§ **Goal**:
Each line that holds the word "name" should be returned.

§ **Available data**:

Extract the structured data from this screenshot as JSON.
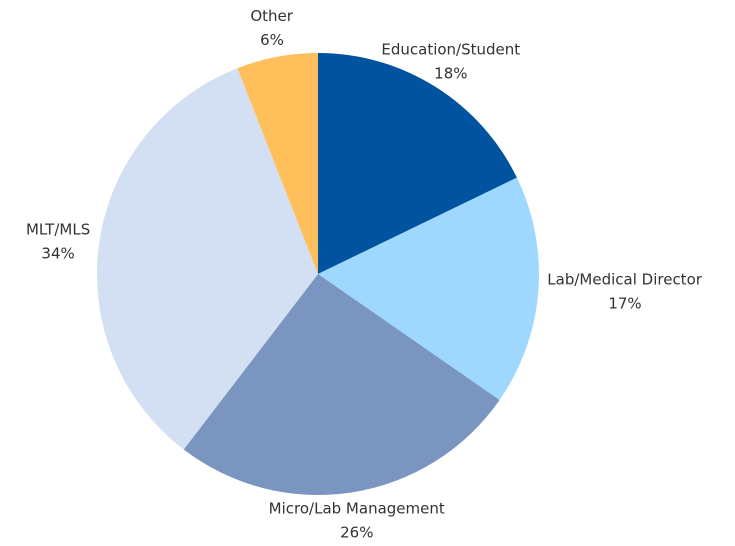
{
  "chart_data": {
    "type": "pie",
    "categories": [
      "Education/Student",
      "Lab/Medical Director",
      "Micro/Lab Management",
      "MLT/MLS",
      "Other"
    ],
    "values": [
      18,
      17,
      26,
      34,
      6
    ],
    "value_labels": [
      "18%",
      "17%",
      "26%",
      "34%",
      "6%"
    ],
    "colors": [
      "#00549f",
      "#9fd8ff",
      "#7a96c0",
      "#d3dff2",
      "#ffbf5a"
    ]
  }
}
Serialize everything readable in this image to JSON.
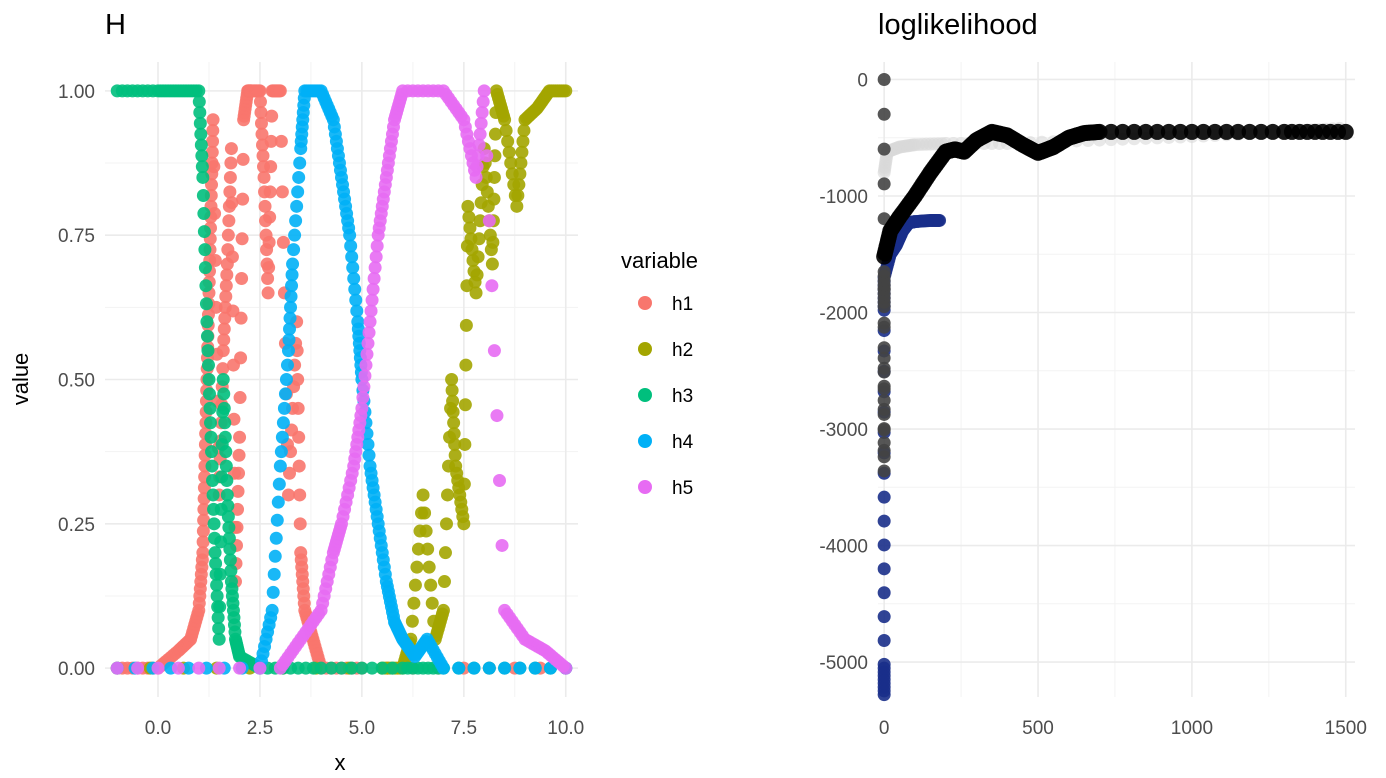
{
  "chart_data": [
    {
      "type": "scatter",
      "title": "H",
      "xlabel": "x",
      "ylabel": "value",
      "xlim": [
        -1.3,
        10.3
      ],
      "ylim": [
        -0.05,
        1.05
      ],
      "xticks": [
        0.0,
        2.5,
        5.0,
        7.5,
        10.0
      ],
      "xtick_labels": [
        "0.0",
        "2.5",
        "5.0",
        "7.5",
        "10.0"
      ],
      "yticks": [
        0,
        0.25,
        0.5,
        0.75,
        1.0
      ],
      "ytick_labels": [
        "0.00",
        "0.25",
        "0.50",
        "0.75",
        "1.00"
      ],
      "grid": true,
      "legend": {
        "title": "variable",
        "placement": "right",
        "entries": [
          "h1",
          "h2",
          "h3",
          "h4",
          "h5"
        ]
      },
      "series": [
        {
          "name": "h1",
          "color": "#F8766D",
          "points": [
            [
              -1.0,
              0.0
            ],
            [
              0.0,
              0.0
            ],
            [
              0.5,
              0.03
            ],
            [
              0.8,
              0.05
            ],
            [
              1.0,
              0.1
            ],
            [
              1.1,
              0.2
            ],
            [
              1.15,
              0.35
            ],
            [
              1.2,
              0.5
            ],
            [
              1.25,
              0.65
            ],
            [
              1.3,
              0.8
            ],
            [
              1.35,
              0.95
            ],
            [
              1.5,
              0.3
            ],
            [
              1.6,
              0.55
            ],
            [
              1.7,
              0.7
            ],
            [
              1.8,
              0.9
            ],
            [
              1.9,
              0.15
            ],
            [
              2.0,
              0.4
            ],
            [
              2.1,
              0.95
            ],
            [
              2.2,
              1.0
            ],
            [
              2.3,
              1.0
            ],
            [
              2.5,
              1.0
            ],
            [
              2.6,
              0.85
            ],
            [
              2.7,
              0.65
            ],
            [
              2.8,
              1.0
            ],
            [
              3.0,
              1.0
            ],
            [
              3.2,
              0.3
            ],
            [
              3.4,
              0.6
            ],
            [
              3.5,
              0.2
            ],
            [
              3.6,
              0.1
            ],
            [
              3.8,
              0.05
            ],
            [
              4.0,
              0.0
            ],
            [
              5.0,
              0.0
            ],
            [
              10.0,
              0.0
            ]
          ]
        },
        {
          "name": "h2",
          "color": "#A3A500",
          "points": [
            [
              -1.0,
              0.0
            ],
            [
              5.5,
              0.0
            ],
            [
              6.0,
              0.0
            ],
            [
              6.2,
              0.05
            ],
            [
              6.5,
              0.3
            ],
            [
              6.8,
              0.05
            ],
            [
              7.0,
              0.1
            ],
            [
              7.2,
              0.5
            ],
            [
              7.3,
              0.35
            ],
            [
              7.5,
              0.25
            ],
            [
              7.6,
              0.8
            ],
            [
              7.8,
              0.65
            ],
            [
              8.0,
              0.9
            ],
            [
              8.2,
              0.7
            ],
            [
              8.3,
              1.0
            ],
            [
              8.5,
              0.95
            ],
            [
              8.8,
              0.8
            ],
            [
              9.0,
              0.95
            ],
            [
              9.3,
              0.97
            ],
            [
              9.6,
              1.0
            ],
            [
              10.0,
              1.0
            ]
          ]
        },
        {
          "name": "h3",
          "color": "#00BF7D",
          "points": [
            [
              -1.0,
              1.0
            ],
            [
              0.0,
              1.0
            ],
            [
              0.5,
              1.0
            ],
            [
              1.0,
              1.0
            ],
            [
              1.1,
              0.85
            ],
            [
              1.2,
              0.6
            ],
            [
              1.3,
              0.4
            ],
            [
              1.4,
              0.2
            ],
            [
              1.5,
              0.05
            ],
            [
              1.6,
              0.5
            ],
            [
              1.7,
              0.3
            ],
            [
              1.8,
              0.15
            ],
            [
              1.9,
              0.05
            ],
            [
              2.0,
              0.02
            ],
            [
              2.5,
              0.0
            ],
            [
              4.0,
              0.0
            ],
            [
              6.0,
              0.0
            ],
            [
              7.0,
              0.0
            ],
            [
              10.0,
              0.0
            ]
          ]
        },
        {
          "name": "h4",
          "color": "#00B0F6",
          "points": [
            [
              -1.0,
              0.0
            ],
            [
              2.5,
              0.0
            ],
            [
              2.8,
              0.1
            ],
            [
              3.0,
              0.35
            ],
            [
              3.2,
              0.55
            ],
            [
              3.3,
              0.7
            ],
            [
              3.5,
              0.9
            ],
            [
              3.6,
              1.0
            ],
            [
              4.0,
              1.0
            ],
            [
              4.3,
              0.95
            ],
            [
              4.5,
              0.85
            ],
            [
              4.7,
              0.75
            ],
            [
              4.9,
              0.6
            ],
            [
              5.0,
              0.5
            ],
            [
              5.2,
              0.35
            ],
            [
              5.4,
              0.25
            ],
            [
              5.6,
              0.15
            ],
            [
              5.8,
              0.08
            ],
            [
              6.0,
              0.05
            ],
            [
              6.3,
              0.02
            ],
            [
              6.6,
              0.05
            ],
            [
              7.0,
              0.0
            ],
            [
              10.0,
              0.0
            ]
          ]
        },
        {
          "name": "h5",
          "color": "#E76BF3",
          "points": [
            [
              -1.0,
              0.0
            ],
            [
              3.0,
              0.0
            ],
            [
              3.5,
              0.05
            ],
            [
              4.0,
              0.1
            ],
            [
              4.3,
              0.2
            ],
            [
              4.5,
              0.25
            ],
            [
              4.8,
              0.35
            ],
            [
              5.0,
              0.45
            ],
            [
              5.2,
              0.6
            ],
            [
              5.4,
              0.75
            ],
            [
              5.6,
              0.85
            ],
            [
              5.8,
              0.95
            ],
            [
              6.0,
              1.0
            ],
            [
              7.0,
              1.0
            ],
            [
              7.5,
              0.95
            ],
            [
              7.8,
              0.85
            ],
            [
              8.0,
              1.0
            ],
            [
              8.5,
              0.1
            ],
            [
              9.0,
              0.05
            ],
            [
              9.5,
              0.03
            ],
            [
              10.0,
              0.0
            ]
          ]
        }
      ]
    },
    {
      "type": "scatter",
      "title": "loglikelihood",
      "xlabel": "",
      "ylabel": "",
      "xlim": [
        -20,
        1530
      ],
      "ylim": [
        -5300,
        150
      ],
      "xticks": [
        0,
        500,
        1000,
        1500
      ],
      "xtick_labels": [
        "0",
        "500",
        "1000",
        "1500"
      ],
      "yticks": [
        0,
        -1000,
        -2000,
        -3000,
        -4000,
        -5000
      ],
      "ytick_labels": [
        "0",
        "-1000",
        "-2000",
        "-3000",
        "-4000",
        "-5000"
      ],
      "grid": true,
      "series": [
        {
          "color": "#d9d9d9",
          "points": [
            [
              0,
              -800
            ],
            [
              10,
              -620
            ],
            [
              50,
              -580
            ],
            [
              100,
              -560
            ],
            [
              200,
              -550
            ],
            [
              400,
              -550
            ],
            [
              700,
              -520
            ],
            [
              1000,
              -490
            ],
            [
              1300,
              -450
            ],
            [
              1480,
              -420
            ]
          ]
        },
        {
          "color": "#1a2f8a",
          "points": [
            [
              0,
              -5280
            ],
            [
              0,
              -5020
            ],
            [
              0,
              -3380
            ],
            [
              0,
              -1980
            ],
            [
              0,
              -1700
            ],
            [
              20,
              -1500
            ],
            [
              40,
              -1420
            ],
            [
              60,
              -1300
            ],
            [
              80,
              -1230
            ],
            [
              100,
              -1220
            ],
            [
              150,
              -1210
            ],
            [
              180,
              -1210
            ]
          ]
        },
        {
          "color": "#444444",
          "points": [
            [
              0,
              0
            ],
            [
              0,
              -2390
            ],
            [
              0,
              -3360
            ],
            [
              0,
              -1950
            ],
            [
              0,
              -1650
            ]
          ]
        },
        {
          "color": "#000000",
          "points": [
            [
              0,
              -1520
            ],
            [
              20,
              -1300
            ],
            [
              50,
              -1180
            ],
            [
              100,
              -1000
            ],
            [
              150,
              -800
            ],
            [
              200,
              -620
            ],
            [
              230,
              -600
            ],
            [
              260,
              -620
            ],
            [
              300,
              -520
            ],
            [
              350,
              -450
            ],
            [
              400,
              -480
            ],
            [
              450,
              -560
            ],
            [
              500,
              -630
            ],
            [
              550,
              -580
            ],
            [
              600,
              -500
            ],
            [
              650,
              -460
            ],
            [
              700,
              -450
            ],
            [
              1000,
              -450
            ],
            [
              1300,
              -450
            ],
            [
              1500,
              -450
            ]
          ]
        }
      ]
    }
  ]
}
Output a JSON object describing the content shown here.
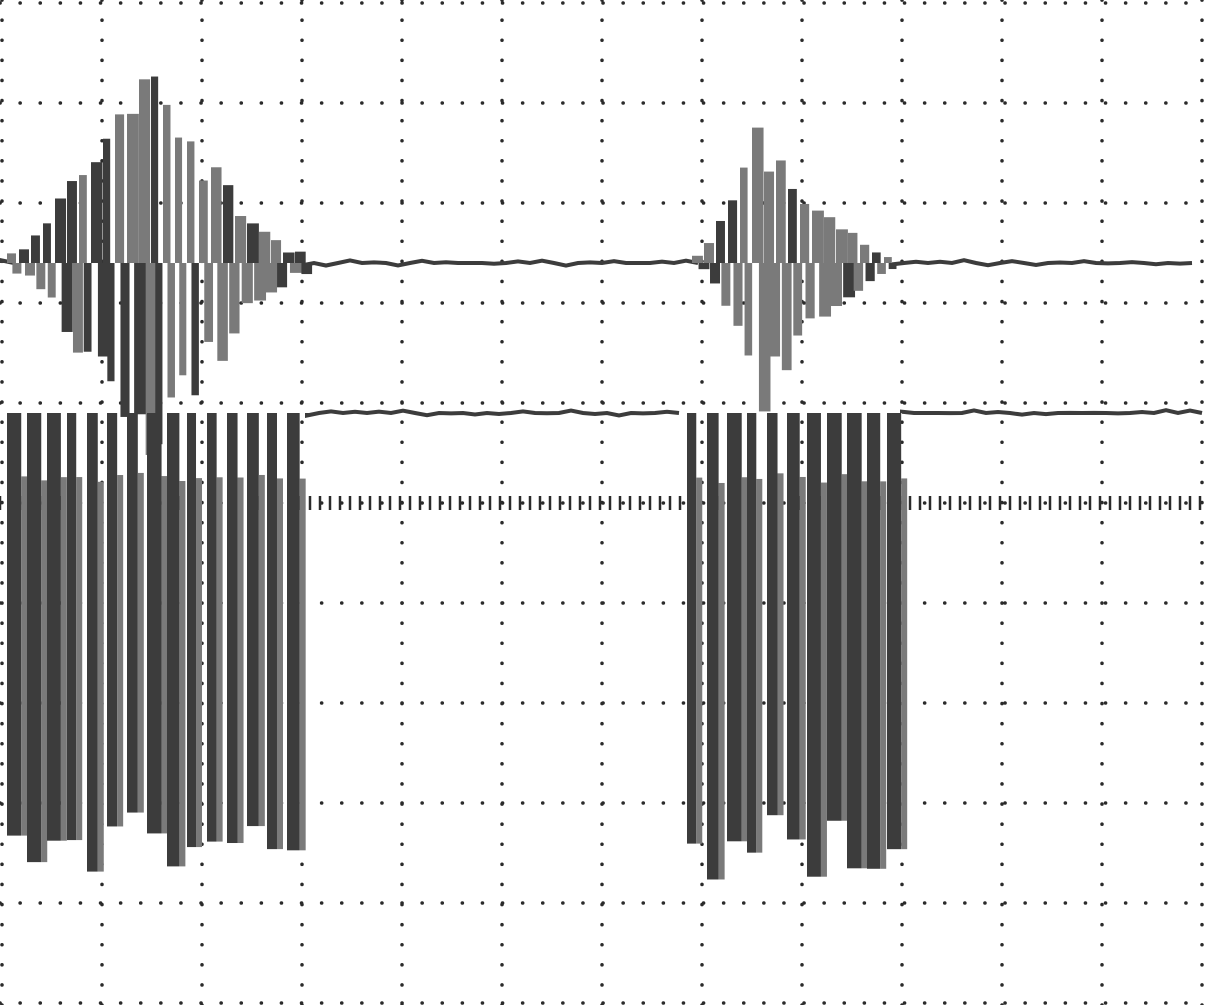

§ **Result below**:
          "name": "h1",
          "name": "h2",
          "name": "h3",
          "name": "h4",
          "name": "h5",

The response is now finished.